# Exercise:
Copy all of the material word for word, except for the pictures.
____________________
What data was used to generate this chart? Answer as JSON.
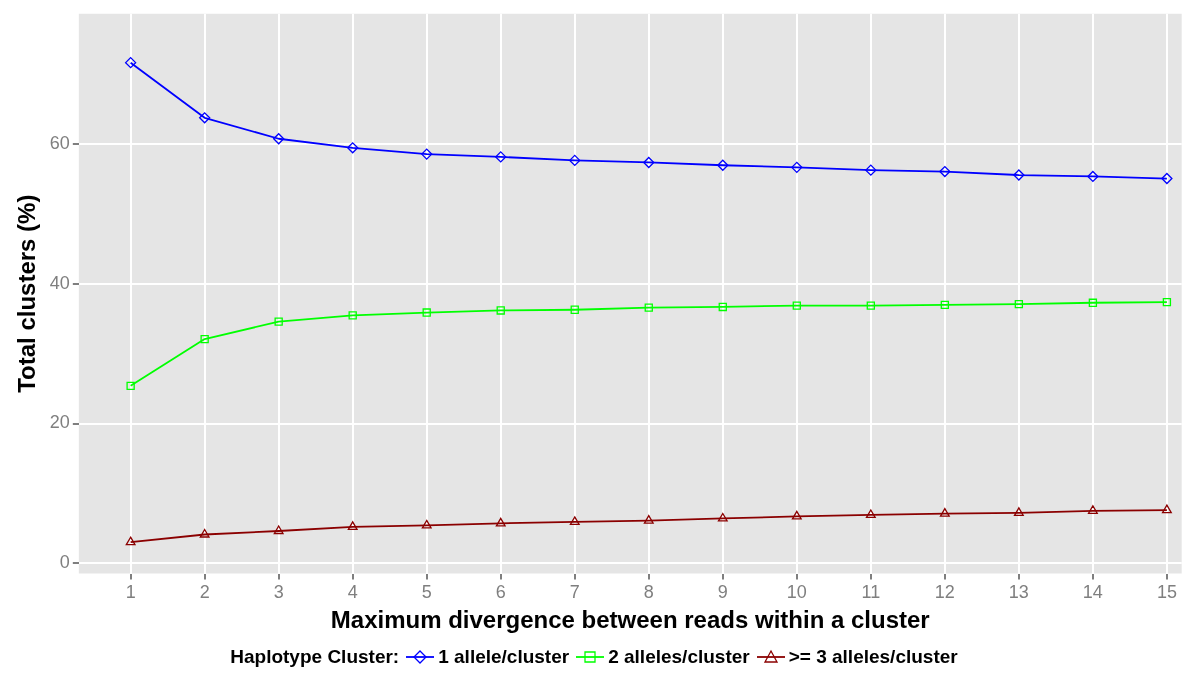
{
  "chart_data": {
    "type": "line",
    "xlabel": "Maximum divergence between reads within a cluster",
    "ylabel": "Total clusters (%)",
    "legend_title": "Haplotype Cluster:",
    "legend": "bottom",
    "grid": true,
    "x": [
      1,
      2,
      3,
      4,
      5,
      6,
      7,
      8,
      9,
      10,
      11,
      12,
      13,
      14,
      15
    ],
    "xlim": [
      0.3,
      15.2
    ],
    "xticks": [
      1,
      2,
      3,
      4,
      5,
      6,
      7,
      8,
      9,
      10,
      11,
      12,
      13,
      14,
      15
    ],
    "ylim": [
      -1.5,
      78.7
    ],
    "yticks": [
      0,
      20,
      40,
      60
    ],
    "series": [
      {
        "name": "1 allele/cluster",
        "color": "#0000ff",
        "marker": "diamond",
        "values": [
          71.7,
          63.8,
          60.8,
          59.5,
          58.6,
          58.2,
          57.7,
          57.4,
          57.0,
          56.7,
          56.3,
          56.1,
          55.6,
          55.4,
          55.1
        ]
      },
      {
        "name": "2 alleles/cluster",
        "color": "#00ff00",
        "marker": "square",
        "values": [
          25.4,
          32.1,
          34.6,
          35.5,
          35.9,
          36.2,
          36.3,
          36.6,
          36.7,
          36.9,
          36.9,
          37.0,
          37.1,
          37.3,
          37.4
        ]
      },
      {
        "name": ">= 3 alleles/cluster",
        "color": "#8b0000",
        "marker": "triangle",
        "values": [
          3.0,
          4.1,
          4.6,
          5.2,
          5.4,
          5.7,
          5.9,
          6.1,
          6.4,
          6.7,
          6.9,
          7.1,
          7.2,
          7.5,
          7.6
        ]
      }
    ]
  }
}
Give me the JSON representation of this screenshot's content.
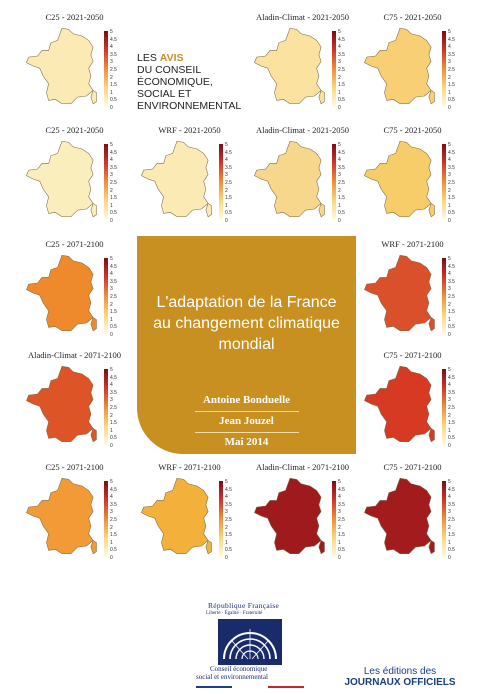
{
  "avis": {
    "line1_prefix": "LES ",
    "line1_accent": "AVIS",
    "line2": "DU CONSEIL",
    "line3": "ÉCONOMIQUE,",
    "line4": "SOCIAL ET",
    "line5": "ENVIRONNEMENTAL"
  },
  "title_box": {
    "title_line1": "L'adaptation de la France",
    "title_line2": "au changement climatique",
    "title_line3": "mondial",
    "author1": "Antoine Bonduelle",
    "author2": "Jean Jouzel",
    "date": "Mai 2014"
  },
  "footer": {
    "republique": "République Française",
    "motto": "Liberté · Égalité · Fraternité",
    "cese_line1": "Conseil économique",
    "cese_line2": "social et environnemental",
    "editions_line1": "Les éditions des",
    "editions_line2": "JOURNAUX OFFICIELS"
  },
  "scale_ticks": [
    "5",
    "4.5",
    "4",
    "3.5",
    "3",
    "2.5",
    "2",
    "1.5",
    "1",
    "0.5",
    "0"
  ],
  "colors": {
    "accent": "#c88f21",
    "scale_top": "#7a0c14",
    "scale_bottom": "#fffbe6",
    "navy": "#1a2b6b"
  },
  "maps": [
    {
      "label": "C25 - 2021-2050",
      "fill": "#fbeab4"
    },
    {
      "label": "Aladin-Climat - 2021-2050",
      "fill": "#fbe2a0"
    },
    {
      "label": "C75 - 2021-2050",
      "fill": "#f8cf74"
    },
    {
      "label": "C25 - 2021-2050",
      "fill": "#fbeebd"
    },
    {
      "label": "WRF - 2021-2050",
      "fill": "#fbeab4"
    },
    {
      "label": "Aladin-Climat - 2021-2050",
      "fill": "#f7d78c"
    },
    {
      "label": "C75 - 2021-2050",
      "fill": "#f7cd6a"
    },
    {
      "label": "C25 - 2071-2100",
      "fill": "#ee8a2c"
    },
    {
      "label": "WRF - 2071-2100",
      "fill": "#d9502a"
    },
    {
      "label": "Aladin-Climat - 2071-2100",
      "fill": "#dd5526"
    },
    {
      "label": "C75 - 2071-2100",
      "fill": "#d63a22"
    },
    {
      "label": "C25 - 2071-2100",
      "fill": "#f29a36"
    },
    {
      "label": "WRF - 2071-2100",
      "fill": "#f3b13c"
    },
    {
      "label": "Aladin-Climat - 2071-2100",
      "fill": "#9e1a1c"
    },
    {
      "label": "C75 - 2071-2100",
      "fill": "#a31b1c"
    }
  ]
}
____________________
# Answer to this task:
What data was used to generate this chart? Answer as JSON.
{
  "chart_data": {
    "type": "line",
    "xlabel": "Maximum divergence between reads within a cluster",
    "ylabel": "Total clusters (%)",
    "legend_title": "Haplotype Cluster:",
    "legend": "bottom",
    "grid": true,
    "x": [
      1,
      2,
      3,
      4,
      5,
      6,
      7,
      8,
      9,
      10,
      11,
      12,
      13,
      14,
      15
    ],
    "xlim": [
      0.3,
      15.2
    ],
    "xticks": [
      1,
      2,
      3,
      4,
      5,
      6,
      7,
      8,
      9,
      10,
      11,
      12,
      13,
      14,
      15
    ],
    "ylim": [
      -1.5,
      78.7
    ],
    "yticks": [
      0,
      20,
      40,
      60
    ],
    "series": [
      {
        "name": "1 allele/cluster",
        "color": "#0000ff",
        "marker": "diamond",
        "values": [
          71.7,
          63.8,
          60.8,
          59.5,
          58.6,
          58.2,
          57.7,
          57.4,
          57.0,
          56.7,
          56.3,
          56.1,
          55.6,
          55.4,
          55.1
        ]
      },
      {
        "name": "2 alleles/cluster",
        "color": "#00ff00",
        "marker": "square",
        "values": [
          25.4,
          32.1,
          34.6,
          35.5,
          35.9,
          36.2,
          36.3,
          36.6,
          36.7,
          36.9,
          36.9,
          37.0,
          37.1,
          37.3,
          37.4
        ]
      },
      {
        "name": ">= 3 alleles/cluster",
        "color": "#8b0000",
        "marker": "triangle",
        "values": [
          3.0,
          4.1,
          4.6,
          5.2,
          5.4,
          5.7,
          5.9,
          6.1,
          6.4,
          6.7,
          6.9,
          7.1,
          7.2,
          7.5,
          7.6
        ]
      }
    ]
  }
}
Give me the JSON representation of this screenshot's content.
{
  "avis": {
    "line1_prefix": "LES ",
    "line1_accent": "AVIS",
    "line2": "DU CONSEIL",
    "line3": "ÉCONOMIQUE,",
    "line4": "SOCIAL ET",
    "line5": "ENVIRONNEMENTAL"
  },
  "title_box": {
    "title_line1": "L'adaptation de la France",
    "title_line2": "au changement climatique",
    "title_line3": "mondial",
    "author1": "Antoine Bonduelle",
    "author2": "Jean Jouzel",
    "date": "Mai 2014"
  },
  "footer": {
    "republique": "République Française",
    "motto": "Liberté · Égalité · Fraternité",
    "cese_line1": "Conseil économique",
    "cese_line2": "social et environnemental",
    "editions_line1": "Les éditions des",
    "editions_line2": "JOURNAUX OFFICIELS"
  },
  "scale_ticks": [
    "5",
    "4.5",
    "4",
    "3.5",
    "3",
    "2.5",
    "2",
    "1.5",
    "1",
    "0.5",
    "0"
  ],
  "colors": {
    "accent": "#c88f21",
    "scale_top": "#7a0c14",
    "scale_bottom": "#fffbe6",
    "navy": "#1a2b6b"
  },
  "maps": [
    {
      "label": "C25 - 2021-2050",
      "fill": "#fbeab4"
    },
    {
      "label": "Aladin-Climat - 2021-2050",
      "fill": "#fbe2a0"
    },
    {
      "label": "C75 - 2021-2050",
      "fill": "#f8cf74"
    },
    {
      "label": "C25 - 2021-2050",
      "fill": "#fbeebd"
    },
    {
      "label": "WRF - 2021-2050",
      "fill": "#fbeab4"
    },
    {
      "label": "Aladin-Climat - 2021-2050",
      "fill": "#f7d78c"
    },
    {
      "label": "C75 - 2021-2050",
      "fill": "#f7cd6a"
    },
    {
      "label": "C25 - 2071-2100",
      "fill": "#ee8a2c"
    },
    {
      "label": "WRF - 2071-2100",
      "fill": "#d9502a"
    },
    {
      "label": "Aladin-Climat - 2071-2100",
      "fill": "#dd5526"
    },
    {
      "label": "C75 - 2071-2100",
      "fill": "#d63a22"
    },
    {
      "label": "C25 - 2071-2100",
      "fill": "#f29a36"
    },
    {
      "label": "WRF - 2071-2100",
      "fill": "#f3b13c"
    },
    {
      "label": "Aladin-Climat - 2071-2100",
      "fill": "#9e1a1c"
    },
    {
      "label": "C75 - 2071-2100",
      "fill": "#a31b1c"
    }
  ]
}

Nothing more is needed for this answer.